Aim:
Below is a listing; write it out exactly and drop any images from it.

Information supplied:
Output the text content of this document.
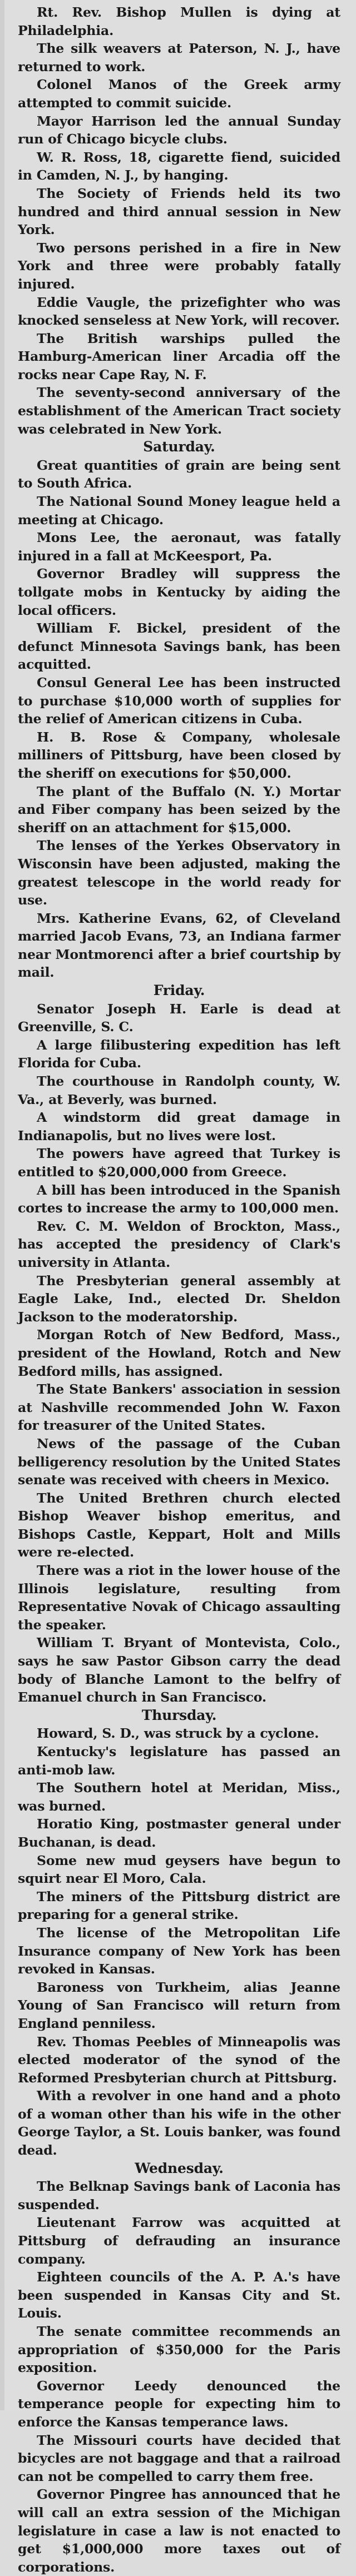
Rt. Rev. Bishop Mullen is dying at Philadelphia.

The silk weavers at Paterson, N. J., have returned to work.

Colonel Manos of the Greek army attempted to commit suicide.

Mayor Harrison led the annual Sunday run of Chicago bicycle clubs.

W. R. Ross, 18, cigarette fiend, suicided in Camden, N. J., by hanging.

The Society of Friends held its two hundred and third annual session in New York.

Two persons perished in a fire in New York and three were probably fatally injured.

Eddie Vaugle, the prizefighter who was knocked senseless at New York, will recover.

The British warships pulled the Hamburg-American liner Arcadia off the rocks near Cape Ray, N. F.

The seventy-second anniversary of the establishment of the American Tract society was celebrated in New York.

Saturday.

Great quantities of grain are being sent to South Africa.

The National Sound Money league held a meeting at Chicago.

Mons Lee, the aeronaut, was fatally injured in a fall at McKeesport, Pa.

Governor Bradley will suppress the tollgate mobs in Kentucky by aiding the local officers.

William F. Bickel, president of the defunct Minnesota Savings bank, has been acquitted.

Consul General Lee has been instructed to purchase $10,000 worth of supplies for the relief of American citizens in Cuba.

H. B. Rose & Company, wholesale milliners of Pittsburg, have been closed by the sheriff on executions for $50,000.

The plant of the Buffalo (N. Y.) Mortar and Fiber company has been seized by the sheriff on an attachment for $15,000.

The lenses of the Yerkes Observatory in Wisconsin have been adjusted, making the greatest telescope in the world ready for use.

Mrs. Katherine Evans, 62, of Cleveland married Jacob Evans, 73, an Indiana farmer near Montmorenci after a brief courtship by mail.

Friday.

Senator Joseph H. Earle is dead at Greenville, S. C.

A large filibustering expedition has left Florida for Cuba.

The courthouse in Randolph county, W. Va., at Beverly, was burned.

A windstorm did great damage in Indianapolis, but no lives were lost.

The powers have agreed that Turkey is entitled to $20,000,000 from Greece.

A bill has been introduced in the Spanish cortes to increase the army to 100,000 men.

Rev. C. M. Weldon of Brockton, Mass., has accepted the presidency of Clark's university in Atlanta.

The Presbyterian general assembly at Eagle Lake, Ind., elected Dr. Sheldon Jackson to the moderatorship.

Morgan Rotch of New Bedford, Mass., president of the Howland, Rotch and New Bedford mills, has assigned.

The State Bankers' association in session at Nashville recommended John W. Faxon for treasurer of the United States.

News of the passage of the Cuban belligerency resolution by the United States senate was received with cheers in Mexico.

The United Brethren church elected Bishop Weaver bishop emeritus, and Bishops Castle, Keppart, Holt and Mills were re-elected.

There was a riot in the lower house of the Illinois legislature, resulting from Representative Novak of Chicago assaulting the speaker.

William T. Bryant of Montevista, Colo., says he saw Pastor Gibson carry the dead body of Blanche Lamont to the belfry of Emanuel church in San Francisco.

Thursday.

Howard, S. D., was struck by a cyclone.

Kentucky's legislature has passed an anti-mob law.

The Southern hotel at Meridan, Miss., was burned.

Horatio King, postmaster general under Buchanan, is dead.

Some new mud geysers have begun to squirt near El Moro, Cala.

The miners of the Pittsburg district are preparing for a general strike.

The license of the Metropolitan Life Insurance company of New York has been revoked in Kansas.

Baroness von Turkheim, alias Jeanne Young of San Francisco will return from England penniless.

Rev. Thomas Peebles of Minneapolis was elected moderator of the synod of the Reformed Presbyterian church at Pittsburg.

With a revolver in one hand and a photo of a woman other than his wife in the other George Taylor, a St. Louis banker, was found dead.

Wednesday.

The Belknap Savings bank of Laconia has suspended.

Lieutenant Farrow was acquitted at Pittsburg of defrauding an insurance company.

Eighteen councils of the A. P. A.'s have been suspended in Kansas City and St. Louis.

The senate committee recommends an appropriation of $350,000 for the Paris exposition.

Governor Leedy denounced the temperance people for expecting him to enforce the Kansas temperance laws.

The Missouri courts have decided that bicycles are not baggage and that a railroad can not be compelled to carry them free.

Governor Pingree has announced that he will call an extra session of the Michigan legislature in case a law is not enacted to get $1,000,000 more taxes out of corporations.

Result:
Output the text content of this document.
Rt. Rev. Bishop Mullen is dying at Philadelphia.

The silk weavers at Paterson, N. J., have returned to work.

Colonel Manos of the Greek army attempted to commit suicide.

Mayor Harrison led the annual Sunday run of Chicago bicycle clubs.

W. R. Ross, 18, cigarette fiend, suicided in Camden, N. J., by hanging.

The Society of Friends held its two hundred and third annual session in New York.

Two persons perished in a fire in New York and three were probably fatally injured.

Eddie Vaugle, the prizefighter who was knocked senseless at New York, will recover.

The British warships pulled the Hamburg-American liner Arcadia off the rocks near Cape Ray, N. F.

The seventy-second anniversary of the establishment of the American Tract society was celebrated in New York.

Saturday.

Great quantities of grain are being sent to South Africa.

The National Sound Money league held a meeting at Chicago.

Mons Lee, the aeronaut, was fatally injured in a fall at McKeesport, Pa.

Governor Bradley will suppress the tollgate mobs in Kentucky by aiding the local officers.

William F. Bickel, president of the defunct Minnesota Savings bank, has been acquitted.

Consul General Lee has been instructed to purchase $10,000 worth of supplies for the relief of American citizens in Cuba.

H. B. Rose & Company, wholesale milliners of Pittsburg, have been closed by the sheriff on executions for $50,000.

The plant of the Buffalo (N. Y.) Mortar and Fiber company has been seized by the sheriff on an attachment for $15,000.

The lenses of the Yerkes Observatory in Wisconsin have been adjusted, making the greatest telescope in the world ready for use.

Mrs. Katherine Evans, 62, of Cleveland married Jacob Evans, 73, an Indiana farmer near Montmorenci after a brief courtship by mail.

Friday.

Senator Joseph H. Earle is dead at Greenville, S. C.

A large filibustering expedition has left Florida for Cuba.

The courthouse in Randolph county, W. Va., at Beverly, was burned.

A windstorm did great damage in Indianapolis, but no lives were lost.

The powers have agreed that Turkey is entitled to $20,000,000 from Greece.

A bill has been introduced in the Spanish cortes to increase the army to 100,000 men.

Rev. C. M. Weldon of Brockton, Mass., has accepted the presidency of Clark's university in Atlanta.

The Presbyterian general assembly at Eagle Lake, Ind., elected Dr. Sheldon Jackson to the moderatorship.

Morgan Rotch of New Bedford, Mass., president of the Howland, Rotch and New Bedford mills, has assigned.

The State Bankers' association in session at Nashville recommended John W. Faxon for treasurer of the United States.

News of the passage of the Cuban belligerency resolution by the United States senate was received with cheers in Mexico.

The United Brethren church elected Bishop Weaver bishop emeritus, and Bishops Castle, Keppart, Holt and Mills were re-elected.

There was a riot in the lower house of the Illinois legislature, resulting from Representative Novak of Chicago assaulting the speaker.

William T. Bryant of Montevista, Colo., says he saw Pastor Gibson carry the dead body of Blanche Lamont to the belfry of Emanuel church in San Francisco.

Thursday.

Howard, S. D., was struck by a cyclone.

Kentucky's legislature has passed an anti-mob law.

The Southern hotel at Meridan, Miss., was burned.

Horatio King, postmaster general under Buchanan, is dead.

Some new mud geysers have begun to squirt near El Moro, Cala.

The miners of the Pittsburg district are preparing for a general strike.

The license of the Metropolitan Life Insurance company of New York has been revoked in Kansas.

Baroness von Turkheim, alias Jeanne Young of San Francisco will return from England penniless.

Rev. Thomas Peebles of Minneapolis was elected moderator of the synod of the Reformed Presbyterian church at Pittsburg.

With a revolver in one hand and a photo of a woman other than his wife in the other George Taylor, a St. Louis banker, was found dead.

Wednesday.

The Belknap Savings bank of Laconia has suspended.

Lieutenant Farrow was acquitted at Pittsburg of defrauding an insurance company.

Eighteen councils of the A. P. A.'s have been suspended in Kansas City and St. Louis.

The senate committee recommends an appropriation of $350,000 for the Paris exposition.

Governor Leedy denounced the temperance people for expecting him to enforce the Kansas temperance laws.

The Missouri courts have decided that bicycles are not baggage and that a railroad can not be compelled to carry them free.

Governor Pingree has announced that he will call an extra session of the Michigan legislature in case a law is not enacted to get $1,000,000 more taxes out of corporations.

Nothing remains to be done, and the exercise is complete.